● Direction: Please copy the entries below word for word, from the first line through the line containing "- y-tick-label: 3.0%: [14, 689, 64, 714]".

---

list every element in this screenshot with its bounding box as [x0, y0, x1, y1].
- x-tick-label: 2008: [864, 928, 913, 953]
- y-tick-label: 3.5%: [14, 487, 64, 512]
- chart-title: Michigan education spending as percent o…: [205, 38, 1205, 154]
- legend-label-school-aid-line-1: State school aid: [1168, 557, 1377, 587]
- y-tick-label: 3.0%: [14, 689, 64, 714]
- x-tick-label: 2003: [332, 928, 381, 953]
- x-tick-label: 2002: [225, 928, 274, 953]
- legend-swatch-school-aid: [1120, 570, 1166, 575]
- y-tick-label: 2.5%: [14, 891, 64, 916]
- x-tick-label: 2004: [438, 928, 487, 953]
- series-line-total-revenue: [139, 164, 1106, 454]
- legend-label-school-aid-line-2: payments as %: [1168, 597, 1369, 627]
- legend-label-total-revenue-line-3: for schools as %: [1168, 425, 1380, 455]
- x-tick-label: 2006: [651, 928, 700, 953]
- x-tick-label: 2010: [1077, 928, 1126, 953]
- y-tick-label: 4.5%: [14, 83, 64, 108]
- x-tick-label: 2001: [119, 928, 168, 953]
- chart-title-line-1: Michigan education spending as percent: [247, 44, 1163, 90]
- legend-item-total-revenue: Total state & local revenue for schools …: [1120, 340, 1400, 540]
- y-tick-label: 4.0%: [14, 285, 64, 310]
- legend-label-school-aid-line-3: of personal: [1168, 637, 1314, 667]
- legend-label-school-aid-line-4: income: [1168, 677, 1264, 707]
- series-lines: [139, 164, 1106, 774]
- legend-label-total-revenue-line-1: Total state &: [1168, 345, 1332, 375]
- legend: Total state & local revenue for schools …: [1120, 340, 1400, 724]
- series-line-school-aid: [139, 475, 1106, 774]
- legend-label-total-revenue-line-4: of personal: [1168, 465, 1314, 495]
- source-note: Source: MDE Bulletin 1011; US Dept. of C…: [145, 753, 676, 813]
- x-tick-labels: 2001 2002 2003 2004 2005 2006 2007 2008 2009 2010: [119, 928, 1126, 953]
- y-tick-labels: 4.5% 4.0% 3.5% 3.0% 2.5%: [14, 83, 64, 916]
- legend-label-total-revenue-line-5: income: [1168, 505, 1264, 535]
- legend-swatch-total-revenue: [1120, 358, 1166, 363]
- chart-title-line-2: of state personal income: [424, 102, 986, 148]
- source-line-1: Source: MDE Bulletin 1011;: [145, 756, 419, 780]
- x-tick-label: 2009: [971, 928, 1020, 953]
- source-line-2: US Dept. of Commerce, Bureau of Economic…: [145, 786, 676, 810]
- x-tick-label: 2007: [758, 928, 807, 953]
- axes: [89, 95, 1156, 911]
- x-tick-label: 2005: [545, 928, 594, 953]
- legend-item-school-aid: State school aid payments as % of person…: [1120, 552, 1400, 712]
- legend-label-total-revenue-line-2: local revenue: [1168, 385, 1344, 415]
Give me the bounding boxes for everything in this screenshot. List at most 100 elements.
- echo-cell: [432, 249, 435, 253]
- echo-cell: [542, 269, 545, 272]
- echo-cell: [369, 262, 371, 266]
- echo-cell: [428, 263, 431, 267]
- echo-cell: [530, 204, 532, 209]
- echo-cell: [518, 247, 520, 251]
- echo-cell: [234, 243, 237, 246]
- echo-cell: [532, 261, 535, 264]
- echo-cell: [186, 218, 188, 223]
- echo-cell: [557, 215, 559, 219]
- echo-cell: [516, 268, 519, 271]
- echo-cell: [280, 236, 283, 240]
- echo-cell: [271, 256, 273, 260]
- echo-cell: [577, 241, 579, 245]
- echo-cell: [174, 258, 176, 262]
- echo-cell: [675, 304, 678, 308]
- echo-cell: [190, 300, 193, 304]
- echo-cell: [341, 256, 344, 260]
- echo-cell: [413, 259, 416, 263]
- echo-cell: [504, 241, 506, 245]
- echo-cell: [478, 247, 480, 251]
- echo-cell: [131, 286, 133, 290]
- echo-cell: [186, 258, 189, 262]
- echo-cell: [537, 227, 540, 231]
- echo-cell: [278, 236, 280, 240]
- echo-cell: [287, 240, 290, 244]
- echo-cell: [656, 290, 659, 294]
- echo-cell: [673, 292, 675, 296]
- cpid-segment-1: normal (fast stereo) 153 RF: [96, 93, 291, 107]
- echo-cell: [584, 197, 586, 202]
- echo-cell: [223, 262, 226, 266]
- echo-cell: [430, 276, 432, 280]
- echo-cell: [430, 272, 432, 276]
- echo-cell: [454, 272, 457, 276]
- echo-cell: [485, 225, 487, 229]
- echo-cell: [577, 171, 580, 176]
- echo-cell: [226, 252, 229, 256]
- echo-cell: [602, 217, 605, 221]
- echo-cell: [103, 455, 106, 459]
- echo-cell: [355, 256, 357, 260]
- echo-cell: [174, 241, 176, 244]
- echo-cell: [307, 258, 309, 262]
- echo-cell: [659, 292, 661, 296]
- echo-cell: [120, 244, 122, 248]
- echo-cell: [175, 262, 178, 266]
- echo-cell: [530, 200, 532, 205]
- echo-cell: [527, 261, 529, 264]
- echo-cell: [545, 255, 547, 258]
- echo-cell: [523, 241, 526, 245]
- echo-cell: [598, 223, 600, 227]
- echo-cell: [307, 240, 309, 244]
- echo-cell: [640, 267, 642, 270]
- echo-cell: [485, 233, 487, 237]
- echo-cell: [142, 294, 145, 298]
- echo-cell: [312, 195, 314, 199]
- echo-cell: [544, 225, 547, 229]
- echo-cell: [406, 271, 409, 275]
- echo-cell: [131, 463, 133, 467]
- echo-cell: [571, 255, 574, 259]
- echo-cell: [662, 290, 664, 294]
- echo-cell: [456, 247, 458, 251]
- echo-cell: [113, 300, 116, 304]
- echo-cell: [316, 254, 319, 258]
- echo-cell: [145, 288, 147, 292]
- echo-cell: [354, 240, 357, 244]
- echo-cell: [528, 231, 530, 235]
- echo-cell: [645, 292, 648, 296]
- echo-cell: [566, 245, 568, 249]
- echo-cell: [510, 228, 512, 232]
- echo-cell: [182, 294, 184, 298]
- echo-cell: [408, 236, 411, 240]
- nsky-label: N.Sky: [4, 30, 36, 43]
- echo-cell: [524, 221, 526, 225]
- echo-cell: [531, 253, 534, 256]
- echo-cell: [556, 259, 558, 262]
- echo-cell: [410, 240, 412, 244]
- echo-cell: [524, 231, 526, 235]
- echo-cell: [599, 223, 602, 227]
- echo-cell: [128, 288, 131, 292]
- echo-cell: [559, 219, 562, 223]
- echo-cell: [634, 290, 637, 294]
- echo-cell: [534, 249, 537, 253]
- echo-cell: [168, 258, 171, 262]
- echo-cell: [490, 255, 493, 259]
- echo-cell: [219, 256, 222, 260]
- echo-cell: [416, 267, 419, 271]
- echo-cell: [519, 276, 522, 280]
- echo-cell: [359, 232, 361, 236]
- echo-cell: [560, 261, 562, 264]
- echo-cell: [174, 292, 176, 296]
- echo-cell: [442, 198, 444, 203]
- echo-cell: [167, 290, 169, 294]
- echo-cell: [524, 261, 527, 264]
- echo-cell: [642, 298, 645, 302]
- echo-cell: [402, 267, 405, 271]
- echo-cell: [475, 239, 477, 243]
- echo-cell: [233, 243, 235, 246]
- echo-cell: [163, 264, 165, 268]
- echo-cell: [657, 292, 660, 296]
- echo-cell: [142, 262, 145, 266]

---

● Answer in full:
list every element in this screenshot with its bounding box as [x0, y0, x1, y1].
- x-tick-label: 2008: [864, 928, 913, 953]
- y-tick-label: 3.5%: [14, 487, 64, 512]
- chart-title: Michigan education spending as percent o…: [205, 38, 1205, 154]
- legend-label-school-aid-line-1: State school aid: [1168, 557, 1377, 587]
- y-tick-label: 3.0%: [14, 689, 64, 714]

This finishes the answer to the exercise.